### Set exercise:
Will you transcribe the entries that follow, exactly and in full?

### Supplied data:
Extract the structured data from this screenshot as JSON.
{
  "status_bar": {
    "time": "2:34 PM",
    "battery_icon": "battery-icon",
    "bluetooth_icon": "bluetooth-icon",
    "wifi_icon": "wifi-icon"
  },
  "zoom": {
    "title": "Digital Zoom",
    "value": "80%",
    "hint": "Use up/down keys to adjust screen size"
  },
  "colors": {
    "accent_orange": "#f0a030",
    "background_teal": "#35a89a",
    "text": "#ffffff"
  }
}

### Result below:
Extract the structured data from this screenshot as JSON.
{
  "status_bar": {
    "time": "2:34 PM",
    "battery_icon": "battery-icon",
    "bluetooth_icon": "bluetooth-icon",
    "wifi_icon": "wifi-icon"
  },
  "zoom": {
    "title": "Digital Zoom",
    "value": "80%",
    "hint": "Use up/down keys to adjust screen size"
  },
  "colors": {
    "accent_orange": "#f0a030",
    "background_teal": "#35a89a",
    "text": "#ffffff"
  }
}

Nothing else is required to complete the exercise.